Work to complete:
Give the count of lines in the data that include the string "waste", with no added remarks.

Structured figure records:
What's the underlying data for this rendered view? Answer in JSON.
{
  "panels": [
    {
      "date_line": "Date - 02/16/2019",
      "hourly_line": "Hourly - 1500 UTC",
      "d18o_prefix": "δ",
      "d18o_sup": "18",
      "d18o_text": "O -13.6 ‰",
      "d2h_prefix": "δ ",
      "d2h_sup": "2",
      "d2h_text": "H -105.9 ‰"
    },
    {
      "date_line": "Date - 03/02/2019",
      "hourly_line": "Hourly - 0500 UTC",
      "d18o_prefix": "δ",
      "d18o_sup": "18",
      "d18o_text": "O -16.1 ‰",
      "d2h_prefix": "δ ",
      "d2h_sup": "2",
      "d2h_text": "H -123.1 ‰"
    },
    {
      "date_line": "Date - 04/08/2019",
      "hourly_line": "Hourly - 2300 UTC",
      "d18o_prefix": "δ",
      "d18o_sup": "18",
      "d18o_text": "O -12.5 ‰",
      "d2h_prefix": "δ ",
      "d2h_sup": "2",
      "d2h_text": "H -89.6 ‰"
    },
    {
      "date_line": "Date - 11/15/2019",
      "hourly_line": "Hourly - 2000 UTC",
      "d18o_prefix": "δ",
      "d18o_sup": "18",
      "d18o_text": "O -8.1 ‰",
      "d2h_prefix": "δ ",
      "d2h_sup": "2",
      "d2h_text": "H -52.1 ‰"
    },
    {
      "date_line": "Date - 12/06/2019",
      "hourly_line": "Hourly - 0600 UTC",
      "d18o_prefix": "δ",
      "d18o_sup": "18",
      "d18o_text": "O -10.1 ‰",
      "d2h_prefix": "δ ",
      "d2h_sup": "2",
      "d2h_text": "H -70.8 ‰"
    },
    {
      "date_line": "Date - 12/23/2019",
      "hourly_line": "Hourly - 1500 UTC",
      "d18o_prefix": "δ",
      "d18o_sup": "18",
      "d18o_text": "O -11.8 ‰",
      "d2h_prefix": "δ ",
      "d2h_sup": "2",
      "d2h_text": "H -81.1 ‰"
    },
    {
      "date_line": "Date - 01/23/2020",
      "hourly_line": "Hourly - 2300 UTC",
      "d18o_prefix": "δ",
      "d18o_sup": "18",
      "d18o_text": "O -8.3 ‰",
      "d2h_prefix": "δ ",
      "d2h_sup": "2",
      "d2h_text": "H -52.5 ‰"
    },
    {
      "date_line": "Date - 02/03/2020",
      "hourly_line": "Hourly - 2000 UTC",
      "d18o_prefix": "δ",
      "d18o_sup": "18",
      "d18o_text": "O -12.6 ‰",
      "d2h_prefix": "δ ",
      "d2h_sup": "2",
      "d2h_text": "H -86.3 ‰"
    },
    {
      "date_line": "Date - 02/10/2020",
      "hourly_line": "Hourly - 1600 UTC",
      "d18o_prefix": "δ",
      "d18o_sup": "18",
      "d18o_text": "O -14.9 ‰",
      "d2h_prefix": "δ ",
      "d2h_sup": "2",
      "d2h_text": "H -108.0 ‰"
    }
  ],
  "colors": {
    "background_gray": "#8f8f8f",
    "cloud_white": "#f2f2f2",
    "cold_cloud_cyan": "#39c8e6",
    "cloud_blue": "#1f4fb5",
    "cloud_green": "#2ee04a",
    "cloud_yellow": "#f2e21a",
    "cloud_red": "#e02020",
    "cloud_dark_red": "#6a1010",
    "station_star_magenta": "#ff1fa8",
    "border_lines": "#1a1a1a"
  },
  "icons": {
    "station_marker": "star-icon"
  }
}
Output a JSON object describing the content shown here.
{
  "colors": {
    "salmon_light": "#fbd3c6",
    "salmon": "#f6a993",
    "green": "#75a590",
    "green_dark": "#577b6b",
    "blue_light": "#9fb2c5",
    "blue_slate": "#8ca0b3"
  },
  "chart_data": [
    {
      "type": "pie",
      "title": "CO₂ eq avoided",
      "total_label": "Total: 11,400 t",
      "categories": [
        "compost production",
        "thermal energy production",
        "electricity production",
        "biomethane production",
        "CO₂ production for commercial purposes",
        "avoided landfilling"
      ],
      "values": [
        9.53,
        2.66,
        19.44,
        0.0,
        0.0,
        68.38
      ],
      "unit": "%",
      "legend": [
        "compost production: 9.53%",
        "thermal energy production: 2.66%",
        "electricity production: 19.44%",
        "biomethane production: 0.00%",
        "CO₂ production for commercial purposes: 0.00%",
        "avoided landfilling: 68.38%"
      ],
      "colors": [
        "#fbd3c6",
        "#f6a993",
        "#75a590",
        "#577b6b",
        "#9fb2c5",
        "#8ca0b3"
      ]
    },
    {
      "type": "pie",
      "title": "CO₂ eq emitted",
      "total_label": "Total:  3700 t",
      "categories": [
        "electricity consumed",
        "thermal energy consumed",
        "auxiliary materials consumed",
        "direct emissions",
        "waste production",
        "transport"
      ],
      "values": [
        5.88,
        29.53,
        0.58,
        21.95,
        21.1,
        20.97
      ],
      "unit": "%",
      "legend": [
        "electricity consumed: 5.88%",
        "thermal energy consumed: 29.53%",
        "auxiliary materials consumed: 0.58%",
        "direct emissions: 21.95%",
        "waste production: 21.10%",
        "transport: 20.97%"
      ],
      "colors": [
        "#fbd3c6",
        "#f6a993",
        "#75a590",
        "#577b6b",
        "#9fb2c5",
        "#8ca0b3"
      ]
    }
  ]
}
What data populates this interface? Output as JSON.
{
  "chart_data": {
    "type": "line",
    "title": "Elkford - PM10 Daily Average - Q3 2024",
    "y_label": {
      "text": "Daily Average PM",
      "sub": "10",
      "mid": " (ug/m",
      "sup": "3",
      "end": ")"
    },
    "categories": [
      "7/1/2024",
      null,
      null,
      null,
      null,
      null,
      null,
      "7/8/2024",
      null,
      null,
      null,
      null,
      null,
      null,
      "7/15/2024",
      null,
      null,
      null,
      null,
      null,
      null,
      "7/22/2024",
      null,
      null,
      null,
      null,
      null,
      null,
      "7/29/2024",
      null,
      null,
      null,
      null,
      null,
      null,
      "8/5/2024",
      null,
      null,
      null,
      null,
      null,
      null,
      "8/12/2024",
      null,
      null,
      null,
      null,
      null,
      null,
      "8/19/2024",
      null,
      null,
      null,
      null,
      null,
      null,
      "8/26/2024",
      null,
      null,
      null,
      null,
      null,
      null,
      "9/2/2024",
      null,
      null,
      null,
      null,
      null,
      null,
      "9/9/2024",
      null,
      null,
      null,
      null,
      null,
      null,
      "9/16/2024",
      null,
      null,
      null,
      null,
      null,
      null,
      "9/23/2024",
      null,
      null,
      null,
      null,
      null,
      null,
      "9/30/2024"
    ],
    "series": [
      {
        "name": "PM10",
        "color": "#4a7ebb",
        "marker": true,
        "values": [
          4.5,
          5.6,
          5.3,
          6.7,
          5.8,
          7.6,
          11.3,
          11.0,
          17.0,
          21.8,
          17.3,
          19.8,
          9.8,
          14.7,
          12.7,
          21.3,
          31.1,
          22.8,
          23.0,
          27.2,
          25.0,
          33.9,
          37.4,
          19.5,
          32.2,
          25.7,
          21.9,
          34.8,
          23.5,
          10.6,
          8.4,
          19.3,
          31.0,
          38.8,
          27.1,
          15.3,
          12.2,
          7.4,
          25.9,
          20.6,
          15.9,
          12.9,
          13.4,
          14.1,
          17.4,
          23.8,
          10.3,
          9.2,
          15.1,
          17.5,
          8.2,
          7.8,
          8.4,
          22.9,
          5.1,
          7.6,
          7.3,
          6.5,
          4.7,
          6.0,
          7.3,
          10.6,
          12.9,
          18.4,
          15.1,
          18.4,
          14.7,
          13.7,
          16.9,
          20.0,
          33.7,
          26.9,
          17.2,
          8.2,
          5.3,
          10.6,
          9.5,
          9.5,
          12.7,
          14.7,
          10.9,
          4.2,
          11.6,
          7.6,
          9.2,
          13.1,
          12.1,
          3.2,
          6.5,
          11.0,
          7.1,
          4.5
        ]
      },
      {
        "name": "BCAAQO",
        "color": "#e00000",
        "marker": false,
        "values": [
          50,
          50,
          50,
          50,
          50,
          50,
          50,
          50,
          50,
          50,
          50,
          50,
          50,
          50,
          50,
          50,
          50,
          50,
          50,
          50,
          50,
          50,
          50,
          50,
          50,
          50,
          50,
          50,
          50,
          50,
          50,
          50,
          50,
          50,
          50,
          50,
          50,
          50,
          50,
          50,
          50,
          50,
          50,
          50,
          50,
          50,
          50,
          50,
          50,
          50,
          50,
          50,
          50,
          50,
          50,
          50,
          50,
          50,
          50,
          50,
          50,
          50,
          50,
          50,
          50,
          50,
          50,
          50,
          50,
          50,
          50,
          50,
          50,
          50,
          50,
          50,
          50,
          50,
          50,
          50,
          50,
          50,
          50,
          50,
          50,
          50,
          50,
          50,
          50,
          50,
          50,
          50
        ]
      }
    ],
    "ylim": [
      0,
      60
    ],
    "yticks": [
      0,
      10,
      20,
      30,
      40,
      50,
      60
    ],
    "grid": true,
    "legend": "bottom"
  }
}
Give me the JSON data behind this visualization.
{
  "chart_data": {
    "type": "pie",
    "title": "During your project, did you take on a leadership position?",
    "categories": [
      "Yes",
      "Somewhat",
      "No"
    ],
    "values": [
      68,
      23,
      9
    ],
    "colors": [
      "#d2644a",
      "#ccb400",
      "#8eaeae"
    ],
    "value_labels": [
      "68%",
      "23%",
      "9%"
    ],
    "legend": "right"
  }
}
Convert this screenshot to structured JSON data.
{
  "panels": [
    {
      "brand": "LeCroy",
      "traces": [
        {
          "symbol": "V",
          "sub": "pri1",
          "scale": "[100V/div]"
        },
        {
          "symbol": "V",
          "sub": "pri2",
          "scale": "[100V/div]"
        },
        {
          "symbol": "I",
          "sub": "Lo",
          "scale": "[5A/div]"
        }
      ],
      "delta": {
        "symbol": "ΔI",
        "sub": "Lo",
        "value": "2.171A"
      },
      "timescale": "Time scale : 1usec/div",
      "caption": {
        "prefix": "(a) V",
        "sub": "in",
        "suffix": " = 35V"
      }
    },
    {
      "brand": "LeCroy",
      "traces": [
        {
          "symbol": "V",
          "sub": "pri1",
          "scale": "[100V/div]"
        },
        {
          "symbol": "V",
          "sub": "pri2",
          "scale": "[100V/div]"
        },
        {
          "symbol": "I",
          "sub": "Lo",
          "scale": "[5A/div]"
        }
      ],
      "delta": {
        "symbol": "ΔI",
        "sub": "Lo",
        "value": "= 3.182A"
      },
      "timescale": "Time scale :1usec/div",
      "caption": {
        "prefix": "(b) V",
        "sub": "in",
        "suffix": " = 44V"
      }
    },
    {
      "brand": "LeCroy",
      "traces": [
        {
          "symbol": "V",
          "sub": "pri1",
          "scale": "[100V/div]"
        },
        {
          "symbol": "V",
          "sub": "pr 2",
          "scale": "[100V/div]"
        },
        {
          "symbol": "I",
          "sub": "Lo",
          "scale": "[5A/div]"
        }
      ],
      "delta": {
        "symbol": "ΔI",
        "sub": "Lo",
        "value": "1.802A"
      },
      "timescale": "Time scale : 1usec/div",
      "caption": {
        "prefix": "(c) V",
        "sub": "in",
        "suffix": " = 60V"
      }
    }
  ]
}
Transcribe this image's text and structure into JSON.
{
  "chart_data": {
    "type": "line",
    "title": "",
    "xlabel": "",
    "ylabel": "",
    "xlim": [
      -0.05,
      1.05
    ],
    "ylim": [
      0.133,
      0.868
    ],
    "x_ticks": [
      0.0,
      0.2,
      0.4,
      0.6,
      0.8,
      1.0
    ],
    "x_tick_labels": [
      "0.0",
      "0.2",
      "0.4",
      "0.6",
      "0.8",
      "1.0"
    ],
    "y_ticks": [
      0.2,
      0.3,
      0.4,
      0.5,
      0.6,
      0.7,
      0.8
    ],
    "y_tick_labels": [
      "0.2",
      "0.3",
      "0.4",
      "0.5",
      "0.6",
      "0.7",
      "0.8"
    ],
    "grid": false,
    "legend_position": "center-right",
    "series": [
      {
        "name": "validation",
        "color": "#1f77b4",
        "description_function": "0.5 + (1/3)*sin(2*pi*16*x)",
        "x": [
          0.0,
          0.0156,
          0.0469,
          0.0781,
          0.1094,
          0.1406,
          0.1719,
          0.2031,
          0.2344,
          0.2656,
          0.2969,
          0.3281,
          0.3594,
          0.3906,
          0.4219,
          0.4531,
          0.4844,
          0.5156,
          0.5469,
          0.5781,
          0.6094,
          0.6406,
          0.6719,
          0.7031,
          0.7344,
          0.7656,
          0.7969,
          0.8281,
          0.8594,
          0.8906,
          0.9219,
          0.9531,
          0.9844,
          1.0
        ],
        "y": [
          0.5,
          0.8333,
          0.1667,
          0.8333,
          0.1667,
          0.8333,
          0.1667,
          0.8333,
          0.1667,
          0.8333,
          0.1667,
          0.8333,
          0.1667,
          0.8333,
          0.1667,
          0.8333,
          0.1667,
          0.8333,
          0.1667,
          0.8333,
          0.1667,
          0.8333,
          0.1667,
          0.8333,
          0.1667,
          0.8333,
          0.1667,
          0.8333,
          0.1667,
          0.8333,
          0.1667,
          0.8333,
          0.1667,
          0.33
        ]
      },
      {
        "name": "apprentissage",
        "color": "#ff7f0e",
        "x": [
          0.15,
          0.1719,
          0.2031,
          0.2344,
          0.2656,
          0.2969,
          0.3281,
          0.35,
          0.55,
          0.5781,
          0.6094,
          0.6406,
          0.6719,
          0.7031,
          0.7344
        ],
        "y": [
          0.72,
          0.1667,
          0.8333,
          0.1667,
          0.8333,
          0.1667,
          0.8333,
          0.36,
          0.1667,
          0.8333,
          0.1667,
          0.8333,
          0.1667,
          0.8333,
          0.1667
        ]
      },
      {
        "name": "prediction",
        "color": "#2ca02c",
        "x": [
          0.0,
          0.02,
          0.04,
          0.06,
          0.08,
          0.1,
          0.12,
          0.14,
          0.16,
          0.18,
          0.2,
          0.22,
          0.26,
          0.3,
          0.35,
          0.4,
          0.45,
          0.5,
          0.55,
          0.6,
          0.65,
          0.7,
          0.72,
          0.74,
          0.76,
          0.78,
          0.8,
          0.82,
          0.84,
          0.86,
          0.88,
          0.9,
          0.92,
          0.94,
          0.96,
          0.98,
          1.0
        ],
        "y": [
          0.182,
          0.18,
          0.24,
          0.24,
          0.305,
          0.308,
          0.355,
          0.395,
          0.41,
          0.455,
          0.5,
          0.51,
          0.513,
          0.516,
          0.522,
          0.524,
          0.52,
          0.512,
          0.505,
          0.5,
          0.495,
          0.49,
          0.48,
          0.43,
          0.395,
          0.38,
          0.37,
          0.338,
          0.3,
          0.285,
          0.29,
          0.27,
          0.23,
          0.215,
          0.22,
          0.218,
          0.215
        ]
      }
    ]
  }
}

Solution to the exercise:
2